Records |

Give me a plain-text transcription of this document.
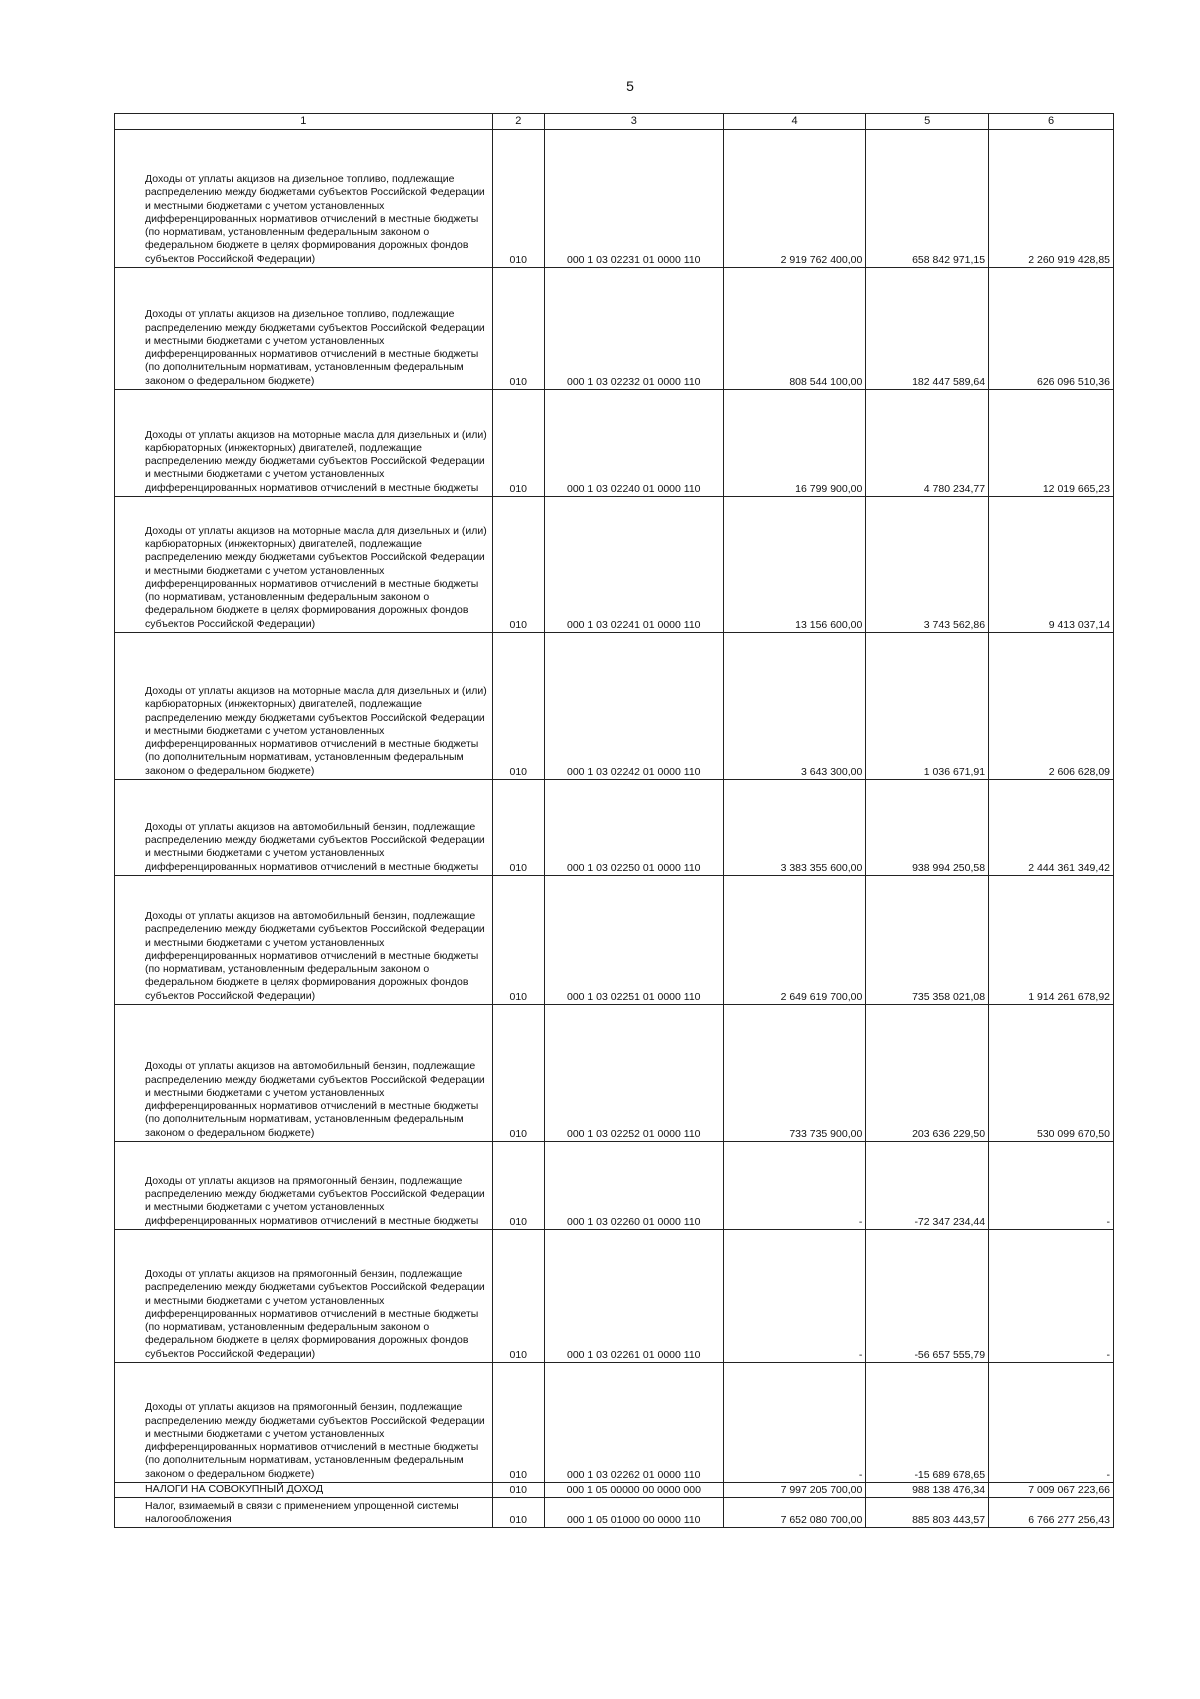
5
1	2	3	4	5	6
Доходы от уплаты акцизов на дизельное топливо, подлежащие распределению между бюджетами субъектов Российской Федерации и местными бюджетами с учетом установленных дифференцированных нормативов отчислений в местные бюджеты (по нормативам, установленным федеральным законом о федеральном бюджете в целях формирования дорожных фондов субъектов Российской Федерации)	010	000 1 03 02231 01 0000 110	2 919 762 400,00	658 842 971,15	2 260 919 428,85
Доходы от уплаты акцизов на дизельное топливо, подлежащие распределению между бюджетами субъектов Российской Федерации и местными бюджетами с учетом установленных дифференцированных нормативов отчислений в местные бюджеты (по дополнительным нормативам, установленным федеральным законом о федеральном бюджете)	010	000 1 03 02232 01 0000 110	808 544 100,00	182 447 589,64	626 096 510,36
Доходы от уплаты акцизов на моторные масла для дизельных и (или) карбюраторных (инжекторных) двигателей, подлежащие распределению между бюджетами субъектов Российской Федерации и местными бюджетами с учетом установленных дифференцированных нормативов отчислений в местные бюджеты	010	000 1 03 02240 01 0000 110	16 799 900,00	4 780 234,77	12 019 665,23
Доходы от уплаты акцизов на моторные масла для дизельных и (или) карбюраторных (инжекторных) двигателей, подлежащие распределению между бюджетами субъектов Российской Федерации и местными бюджетами с учетом установленных дифференцированных нормативов отчислений в местные бюджеты (по нормативам, установленным федеральным законом о федеральном бюджете в целях формирования дорожных фондов субъектов Российской Федерации)	010	000 1 03 02241 01 0000 110	13 156 600,00	3 743 562,86	9 413 037,14
Доходы от уплаты акцизов на моторные масла для дизельных и (или) карбюраторных (инжекторных) двигателей, подлежащие распределению между бюджетами субъектов Российской Федерации и местными бюджетами с учетом установленных дифференцированных нормативов отчислений в местные бюджеты (по дополнительным нормативам, установленным федеральным законом о федеральном бюджете)	010	000 1 03 02242 01 0000 110	3 643 300,00	1 036 671,91	2 606 628,09
Доходы от уплаты акцизов на автомобильный бензин, подлежащие распределению между бюджетами субъектов Российской Федерации и местными бюджетами с учетом установленных дифференцированных нормативов отчислений в местные бюджеты	010	000 1 03 02250 01 0000 110	3 383 355 600,00	938 994 250,58	2 444 361 349,42
Доходы от уплаты акцизов на автомобильный бензин, подлежащие распределению между бюджетами субъектов Российской Федерации и местными бюджетами с учетом установленных дифференцированных нормативов отчислений в местные бюджеты (по нормативам, установленным федеральным законом о федеральном бюджете в целях формирования дорожных фондов субъектов Российской Федерации)	010	000 1 03 02251 01 0000 110	2 649 619 700,00	735 358 021,08	1 914 261 678,92
Доходы от уплаты акцизов на автомобильный бензин, подлежащие распределению между бюджетами субъектов Российской Федерации и местными бюджетами с учетом установленных дифференцированных нормативов отчислений в местные бюджеты (по дополнительным нормативам, установленным федеральным законом о федеральном бюджете)	010	000 1 03 02252 01 0000 110	733 735 900,00	203 636 229,50	530 099 670,50
Доходы от уплаты акцизов на прямогонный бензин, подлежащие распределению между бюджетами субъектов Российской Федерации и местными бюджетами с учетом установленных дифференцированных нормативов отчислений в местные бюджеты	010	000 1 03 02260 01 0000 110	-	-72 347 234,44	-
Доходы от уплаты акцизов на прямогонный бензин, подлежащие распределению между бюджетами субъектов Российской Федерации и местными бюджетами с учетом установленных дифференцированных нормативов отчислений в местные бюджеты (по нормативам, установленным федеральным законом о федеральном бюджете в целях формирования дорожных фондов субъектов Российской Федерации)	010	000 1 03 02261 01 0000 110	-	-56 657 555,79	-
Доходы от уплаты акцизов на прямогонный бензин, подлежащие распределению между бюджетами субъектов Российской Федерации и местными бюджетами с учетом установленных дифференцированных нормативов отчислений в местные бюджеты (по дополнительным нормативам, установленным федеральным законом о федеральном бюджете)	010	000 1 03 02262 01 0000 110	-	-15 689 678,65	-
НАЛОГИ НА СОВОКУПНЫЙ ДОХОД	010	000 1 05 00000 00 0000 000	7 997 205 700,00	988 138 476,34	7 009 067 223,66
Налог, взимаемый в связи с применением упрощенной системы налогообложения	010	000 1 05 01000 00 0000 110	7 652 080 700,00	885 803 443,57	6 766 277 256,43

What is required | Every line above should be repeated exactly; pictures stay out of the copy.

Final answer |
Give me a plain-text transcription of this document.
5
1	2	3	4	5	6
Доходы от уплаты акцизов на дизельное топливо, подлежащие распределению между бюджетами субъектов Российской Федерации и местными бюджетами с учетом установленных дифференцированных нормативов отчислений в местные бюджеты (по нормативам, установленным федеральным законом о федеральном бюджете в целях формирования дорожных фондов субъектов Российской Федерации)	010	000 1 03 02231 01 0000 110	2 919 762 400,00	658 842 971,15	2 260 919 428,85
Доходы от уплаты акцизов на дизельное топливо, подлежащие распределению между бюджетами субъектов Российской Федерации и местными бюджетами с учетом установленных дифференцированных нормативов отчислений в местные бюджеты (по дополнительным нормативам, установленным федеральным законом о федеральном бюджете)	010	000 1 03 02232 01 0000 110	808 544 100,00	182 447 589,64	626 096 510,36
Доходы от уплаты акцизов на моторные масла для дизельных и (или) карбюраторных (инжекторных) двигателей, подлежащие распределению между бюджетами субъектов Российской Федерации и местными бюджетами с учетом установленных дифференцированных нормативов отчислений в местные бюджеты	010	000 1 03 02240 01 0000 110	16 799 900,00	4 780 234,77	12 019 665,23
Доходы от уплаты акцизов на моторные масла для дизельных и (или) карбюраторных (инжекторных) двигателей, подлежащие распределению между бюджетами субъектов Российской Федерации и местными бюджетами с учетом установленных дифференцированных нормативов отчислений в местные бюджеты (по нормативам, установленным федеральным законом о федеральном бюджете в целях формирования дорожных фондов субъектов Российской Федерации)	010	000 1 03 02241 01 0000 110	13 156 600,00	3 743 562,86	9 413 037,14
Доходы от уплаты акцизов на моторные масла для дизельных и (или) карбюраторных (инжекторных) двигателей, подлежащие распределению между бюджетами субъектов Российской Федерации и местными бюджетами с учетом установленных дифференцированных нормативов отчислений в местные бюджеты (по дополнительным нормативам, установленным федеральным законом о федеральном бюджете)	010	000 1 03 02242 01 0000 110	3 643 300,00	1 036 671,91	2 606 628,09
Доходы от уплаты акцизов на автомобильный бензин, подлежащие распределению между бюджетами субъектов Российской Федерации и местными бюджетами с учетом установленных дифференцированных нормативов отчислений в местные бюджеты	010	000 1 03 02250 01 0000 110	3 383 355 600,00	938 994 250,58	2 444 361 349,42
Доходы от уплаты акцизов на автомобильный бензин, подлежащие распределению между бюджетами субъектов Российской Федерации и местными бюджетами с учетом установленных дифференцированных нормативов отчислений в местные бюджеты (по нормативам, установленным федеральным законом о федеральном бюджете в целях формирования дорожных фондов субъектов Российской Федерации)	010	000 1 03 02251 01 0000 110	2 649 619 700,00	735 358 021,08	1 914 261 678,92
Доходы от уплаты акцизов на автомобильный бензин, подлежащие распределению между бюджетами субъектов Российской Федерации и местными бюджетами с учетом установленных дифференцированных нормативов отчислений в местные бюджеты (по дополнительным нормативам, установленным федеральным законом о федеральном бюджете)	010	000 1 03 02252 01 0000 110	733 735 900,00	203 636 229,50	530 099 670,50
Доходы от уплаты акцизов на прямогонный бензин, подлежащие распределению между бюджетами субъектов Российской Федерации и местными бюджетами с учетом установленных дифференцированных нормативов отчислений в местные бюджеты	010	000 1 03 02260 01 0000 110	-	-72 347 234,44	-
Доходы от уплаты акцизов на прямогонный бензин, подлежащие распределению между бюджетами субъектов Российской Федерации и местными бюджетами с учетом установленных дифференцированных нормативов отчислений в местные бюджеты (по нормативам, установленным федеральным законом о федеральном бюджете в целях формирования дорожных фондов субъектов Российской Федерации)	010	000 1 03 02261 01 0000 110	-	-56 657 555,79	-
Доходы от уплаты акцизов на прямогонный бензин, подлежащие распределению между бюджетами субъектов Российской Федерации и местными бюджетами с учетом установленных дифференцированных нормативов отчислений в местные бюджеты (по дополнительным нормативам, установленным федеральным законом о федеральном бюджете)	010	000 1 03 02262 01 0000 110	-	-15 689 678,65	-
НАЛОГИ НА СОВОКУПНЫЙ ДОХОД	010	000 1 05 00000 00 0000 000	7 997 205 700,00	988 138 476,34	7 009 067 223,66
Налог, взимаемый в связи с применением упрощенной системы налогообложения	010	000 1 05 01000 00 0000 110	7 652 080 700,00	885 803 443,57	6 766 277 256,43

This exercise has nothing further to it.